--- Start RECORDS ---
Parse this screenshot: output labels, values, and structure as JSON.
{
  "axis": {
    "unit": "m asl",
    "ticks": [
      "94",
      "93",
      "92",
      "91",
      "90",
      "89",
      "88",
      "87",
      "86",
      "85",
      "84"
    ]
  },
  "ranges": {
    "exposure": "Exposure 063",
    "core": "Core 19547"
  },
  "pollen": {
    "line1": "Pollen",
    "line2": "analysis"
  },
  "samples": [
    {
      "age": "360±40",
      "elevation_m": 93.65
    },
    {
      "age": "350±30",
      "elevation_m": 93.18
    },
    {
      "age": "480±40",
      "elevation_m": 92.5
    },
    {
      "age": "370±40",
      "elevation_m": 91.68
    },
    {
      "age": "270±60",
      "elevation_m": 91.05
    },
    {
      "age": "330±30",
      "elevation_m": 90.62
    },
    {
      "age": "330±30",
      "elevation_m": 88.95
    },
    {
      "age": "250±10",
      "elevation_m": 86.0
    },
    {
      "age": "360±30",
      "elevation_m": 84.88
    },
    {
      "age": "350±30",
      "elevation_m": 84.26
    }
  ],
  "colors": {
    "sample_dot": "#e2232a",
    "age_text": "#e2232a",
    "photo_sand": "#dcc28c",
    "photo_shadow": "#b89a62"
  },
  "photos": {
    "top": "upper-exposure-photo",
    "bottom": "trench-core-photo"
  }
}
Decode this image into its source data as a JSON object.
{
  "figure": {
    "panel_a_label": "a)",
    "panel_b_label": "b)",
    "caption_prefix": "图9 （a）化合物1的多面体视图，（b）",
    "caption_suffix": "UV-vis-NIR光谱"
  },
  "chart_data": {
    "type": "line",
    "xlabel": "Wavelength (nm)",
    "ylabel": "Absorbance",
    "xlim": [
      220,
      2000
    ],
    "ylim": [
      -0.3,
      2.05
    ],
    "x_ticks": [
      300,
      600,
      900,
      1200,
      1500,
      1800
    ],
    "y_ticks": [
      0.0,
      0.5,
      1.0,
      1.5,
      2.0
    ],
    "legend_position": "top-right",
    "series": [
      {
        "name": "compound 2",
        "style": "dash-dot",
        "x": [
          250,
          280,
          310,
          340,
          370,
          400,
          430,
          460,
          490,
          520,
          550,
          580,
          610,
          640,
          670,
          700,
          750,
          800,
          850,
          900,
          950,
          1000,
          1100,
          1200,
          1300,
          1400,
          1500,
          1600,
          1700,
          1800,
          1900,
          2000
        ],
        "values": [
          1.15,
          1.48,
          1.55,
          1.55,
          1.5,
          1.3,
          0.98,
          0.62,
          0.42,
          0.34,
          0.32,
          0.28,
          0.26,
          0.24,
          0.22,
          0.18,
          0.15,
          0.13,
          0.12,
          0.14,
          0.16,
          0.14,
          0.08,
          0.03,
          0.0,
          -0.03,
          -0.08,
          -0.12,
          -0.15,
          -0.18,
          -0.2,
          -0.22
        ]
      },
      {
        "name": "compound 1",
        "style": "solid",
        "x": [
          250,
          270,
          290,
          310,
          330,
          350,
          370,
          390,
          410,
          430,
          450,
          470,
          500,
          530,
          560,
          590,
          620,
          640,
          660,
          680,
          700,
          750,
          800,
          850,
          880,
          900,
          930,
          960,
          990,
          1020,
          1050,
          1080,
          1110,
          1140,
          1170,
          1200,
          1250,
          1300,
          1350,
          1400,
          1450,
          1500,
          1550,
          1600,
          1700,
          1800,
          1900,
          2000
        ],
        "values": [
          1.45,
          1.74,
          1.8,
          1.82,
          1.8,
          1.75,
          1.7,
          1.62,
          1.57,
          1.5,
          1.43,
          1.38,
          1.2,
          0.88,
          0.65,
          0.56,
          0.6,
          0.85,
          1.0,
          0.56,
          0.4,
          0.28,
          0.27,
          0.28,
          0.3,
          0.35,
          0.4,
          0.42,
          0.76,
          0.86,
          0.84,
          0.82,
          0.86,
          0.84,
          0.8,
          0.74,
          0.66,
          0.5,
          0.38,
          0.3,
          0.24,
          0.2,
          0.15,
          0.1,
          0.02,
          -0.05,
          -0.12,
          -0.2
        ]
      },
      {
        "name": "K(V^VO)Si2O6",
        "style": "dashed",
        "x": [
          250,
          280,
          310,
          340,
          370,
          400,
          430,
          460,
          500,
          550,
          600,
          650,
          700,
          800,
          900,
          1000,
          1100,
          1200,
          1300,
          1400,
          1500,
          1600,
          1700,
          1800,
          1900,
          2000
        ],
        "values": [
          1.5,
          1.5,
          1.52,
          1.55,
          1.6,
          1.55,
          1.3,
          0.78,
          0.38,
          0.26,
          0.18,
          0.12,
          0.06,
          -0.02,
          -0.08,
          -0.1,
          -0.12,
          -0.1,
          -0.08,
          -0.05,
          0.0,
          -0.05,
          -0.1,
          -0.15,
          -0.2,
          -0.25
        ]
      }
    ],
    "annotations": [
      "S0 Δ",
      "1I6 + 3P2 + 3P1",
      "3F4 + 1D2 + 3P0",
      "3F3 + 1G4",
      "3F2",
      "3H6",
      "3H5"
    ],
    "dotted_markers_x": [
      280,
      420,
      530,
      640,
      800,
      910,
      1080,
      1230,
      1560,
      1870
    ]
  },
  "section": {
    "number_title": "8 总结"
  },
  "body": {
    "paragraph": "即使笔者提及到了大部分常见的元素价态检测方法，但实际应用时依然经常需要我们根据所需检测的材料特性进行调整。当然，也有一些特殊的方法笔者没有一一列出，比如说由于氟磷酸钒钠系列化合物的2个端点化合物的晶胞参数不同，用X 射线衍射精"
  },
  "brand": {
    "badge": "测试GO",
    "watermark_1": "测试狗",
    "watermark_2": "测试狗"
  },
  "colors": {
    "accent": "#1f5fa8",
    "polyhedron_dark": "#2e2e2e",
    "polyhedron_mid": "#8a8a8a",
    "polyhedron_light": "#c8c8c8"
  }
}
--- End RECORDS ---
*GIVEN INSTRUCTION*. List each line holding the string "exposure".

*TASK RESPONSE*.
    "exposure": "Exposure 063",
    "top": "upper-exposure-photo",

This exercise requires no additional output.